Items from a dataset
_ _ _ _
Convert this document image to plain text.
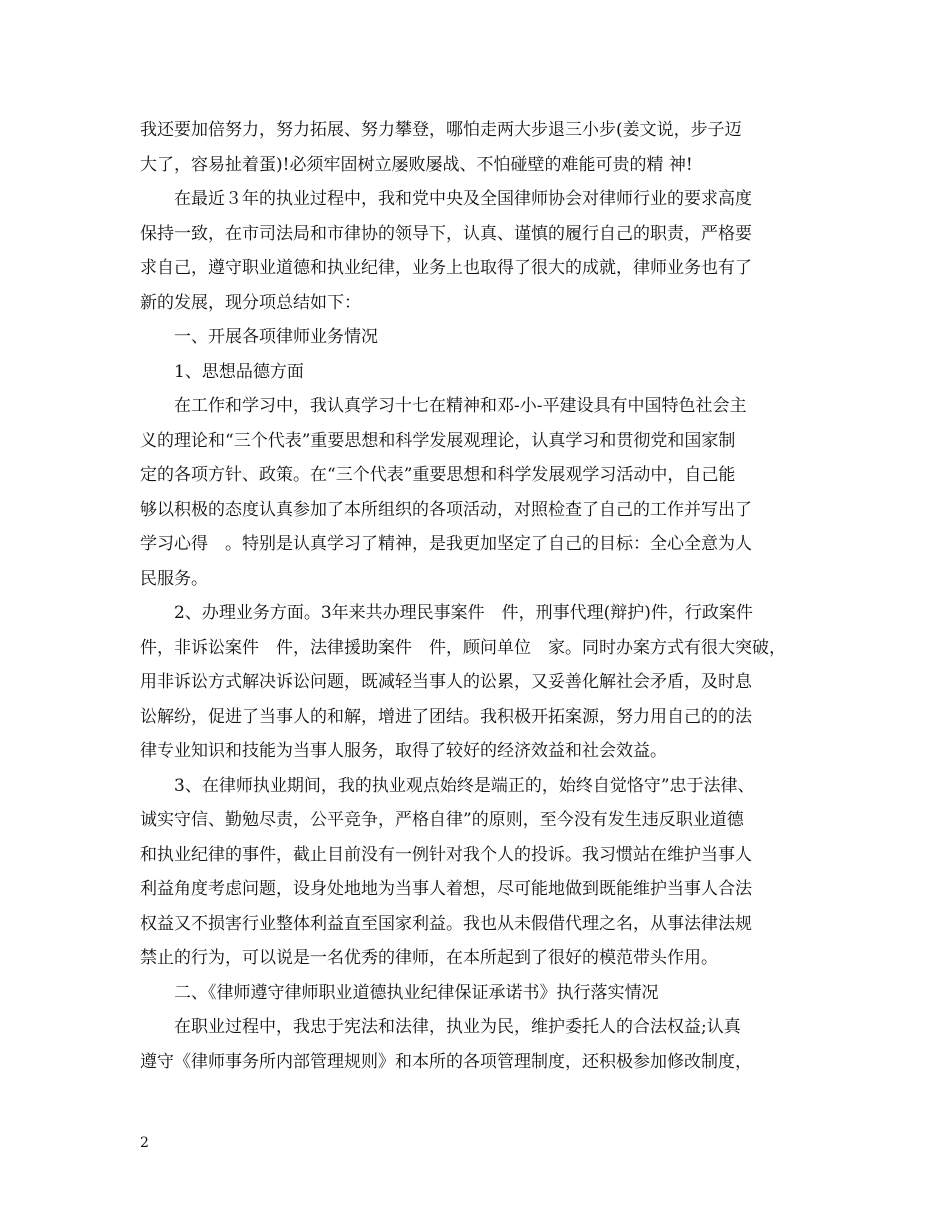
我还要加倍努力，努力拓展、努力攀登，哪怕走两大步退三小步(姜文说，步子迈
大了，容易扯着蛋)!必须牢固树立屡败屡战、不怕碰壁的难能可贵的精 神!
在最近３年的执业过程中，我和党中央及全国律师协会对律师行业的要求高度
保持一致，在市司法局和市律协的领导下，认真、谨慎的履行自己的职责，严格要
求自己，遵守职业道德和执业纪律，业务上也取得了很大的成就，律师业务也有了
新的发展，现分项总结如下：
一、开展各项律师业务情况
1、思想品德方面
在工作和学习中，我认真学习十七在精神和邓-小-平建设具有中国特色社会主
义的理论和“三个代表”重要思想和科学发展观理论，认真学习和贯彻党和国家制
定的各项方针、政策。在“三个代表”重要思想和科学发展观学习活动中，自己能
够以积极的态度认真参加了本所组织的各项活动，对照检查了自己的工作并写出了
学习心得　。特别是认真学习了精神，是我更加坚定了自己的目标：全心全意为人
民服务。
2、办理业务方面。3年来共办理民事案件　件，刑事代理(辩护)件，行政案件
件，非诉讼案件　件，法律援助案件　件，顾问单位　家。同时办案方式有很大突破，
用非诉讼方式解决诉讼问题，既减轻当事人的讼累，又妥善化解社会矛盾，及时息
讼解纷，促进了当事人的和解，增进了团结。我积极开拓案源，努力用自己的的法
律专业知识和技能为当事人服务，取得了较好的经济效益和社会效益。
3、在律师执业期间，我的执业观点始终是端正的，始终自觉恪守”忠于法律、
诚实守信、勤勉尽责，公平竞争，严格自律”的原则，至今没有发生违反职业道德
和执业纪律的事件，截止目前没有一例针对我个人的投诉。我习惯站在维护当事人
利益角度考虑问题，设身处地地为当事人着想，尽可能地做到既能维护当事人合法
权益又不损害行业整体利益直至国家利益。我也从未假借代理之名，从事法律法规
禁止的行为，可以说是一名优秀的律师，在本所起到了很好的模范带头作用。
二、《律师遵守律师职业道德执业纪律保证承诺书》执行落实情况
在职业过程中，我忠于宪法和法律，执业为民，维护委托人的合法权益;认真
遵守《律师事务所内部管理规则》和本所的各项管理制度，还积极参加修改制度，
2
_ _ _ _
#### SET TASK
Pull out every line containing "三个代表".

#### TASK ANSWER
义的理论和“三个代表”重要思想和科学发展观理论，认真学习和贯彻党和国家制
定的各项方针、政策。在“三个代表”重要思想和科学发展观学习活动中，自己能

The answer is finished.